What to do: Provide an exact transcription of all the records.
▬▬▬
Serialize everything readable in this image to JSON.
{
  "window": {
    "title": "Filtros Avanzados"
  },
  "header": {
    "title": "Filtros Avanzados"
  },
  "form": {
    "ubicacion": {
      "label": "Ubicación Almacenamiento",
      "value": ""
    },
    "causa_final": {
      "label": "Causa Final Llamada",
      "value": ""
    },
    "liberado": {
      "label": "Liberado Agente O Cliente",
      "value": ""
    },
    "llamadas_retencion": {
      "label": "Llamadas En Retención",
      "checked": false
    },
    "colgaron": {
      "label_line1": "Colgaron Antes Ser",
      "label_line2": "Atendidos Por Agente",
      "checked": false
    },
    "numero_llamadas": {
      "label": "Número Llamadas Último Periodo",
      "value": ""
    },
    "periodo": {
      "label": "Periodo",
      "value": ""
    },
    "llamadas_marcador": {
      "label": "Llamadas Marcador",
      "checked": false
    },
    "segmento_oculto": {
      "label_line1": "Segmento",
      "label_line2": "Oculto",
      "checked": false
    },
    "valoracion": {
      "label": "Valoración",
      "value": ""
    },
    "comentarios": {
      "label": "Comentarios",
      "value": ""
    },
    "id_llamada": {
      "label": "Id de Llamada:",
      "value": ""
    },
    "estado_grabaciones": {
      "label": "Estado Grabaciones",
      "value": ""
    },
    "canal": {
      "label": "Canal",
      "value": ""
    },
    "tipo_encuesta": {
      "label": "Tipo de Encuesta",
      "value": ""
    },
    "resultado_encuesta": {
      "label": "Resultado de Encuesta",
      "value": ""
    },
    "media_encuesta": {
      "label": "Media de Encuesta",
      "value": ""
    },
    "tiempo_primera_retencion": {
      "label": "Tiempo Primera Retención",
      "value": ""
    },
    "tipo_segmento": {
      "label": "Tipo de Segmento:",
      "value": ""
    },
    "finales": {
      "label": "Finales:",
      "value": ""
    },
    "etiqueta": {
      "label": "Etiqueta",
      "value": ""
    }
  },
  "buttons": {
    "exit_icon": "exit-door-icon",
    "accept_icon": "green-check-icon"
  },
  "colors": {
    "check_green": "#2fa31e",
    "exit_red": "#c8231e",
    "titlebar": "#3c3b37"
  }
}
▬▬▬
Full response:
Serialize everything readable in this image to JSON.
{
  "window": {
    "title": "Filtros Avanzados"
  },
  "header": {
    "title": "Filtros Avanzados"
  },
  "form": {
    "ubicacion": {
      "label": "Ubicación Almacenamiento",
      "value": ""
    },
    "causa_final": {
      "label": "Causa Final Llamada",
      "value": ""
    },
    "liberado": {
      "label": "Liberado Agente O Cliente",
      "value": ""
    },
    "llamadas_retencion": {
      "label": "Llamadas En Retención",
      "checked": false
    },
    "colgaron": {
      "label_line1": "Colgaron Antes Ser",
      "label_line2": "Atendidos Por Agente",
      "checked": false
    },
    "numero_llamadas": {
      "label": "Número Llamadas Último Periodo",
      "value": ""
    },
    "periodo": {
      "label": "Periodo",
      "value": ""
    },
    "llamadas_marcador": {
      "label": "Llamadas Marcador",
      "checked": false
    },
    "segmento_oculto": {
      "label_line1": "Segmento",
      "label_line2": "Oculto",
      "checked": false
    },
    "valoracion": {
      "label": "Valoración",
      "value": ""
    },
    "comentarios": {
      "label": "Comentarios",
      "value": ""
    },
    "id_llamada": {
      "label": "Id de Llamada:",
      "value": ""
    },
    "estado_grabaciones": {
      "label": "Estado Grabaciones",
      "value": ""
    },
    "canal": {
      "label": "Canal",
      "value": ""
    },
    "tipo_encuesta": {
      "label": "Tipo de Encuesta",
      "value": ""
    },
    "resultado_encuesta": {
      "label": "Resultado de Encuesta",
      "value": ""
    },
    "media_encuesta": {
      "label": "Media de Encuesta",
      "value": ""
    },
    "tiempo_primera_retencion": {
      "label": "Tiempo Primera Retención",
      "value": ""
    },
    "tipo_segmento": {
      "label": "Tipo de Segmento:",
      "value": ""
    },
    "finales": {
      "label": "Finales:",
      "value": ""
    },
    "etiqueta": {
      "label": "Etiqueta",
      "value": ""
    }
  },
  "buttons": {
    "exit_icon": "exit-door-icon",
    "accept_icon": "green-check-icon"
  },
  "colors": {
    "check_green": "#2fa31e",
    "exit_red": "#c8231e",
    "titlebar": "#3c3b37"
  }
}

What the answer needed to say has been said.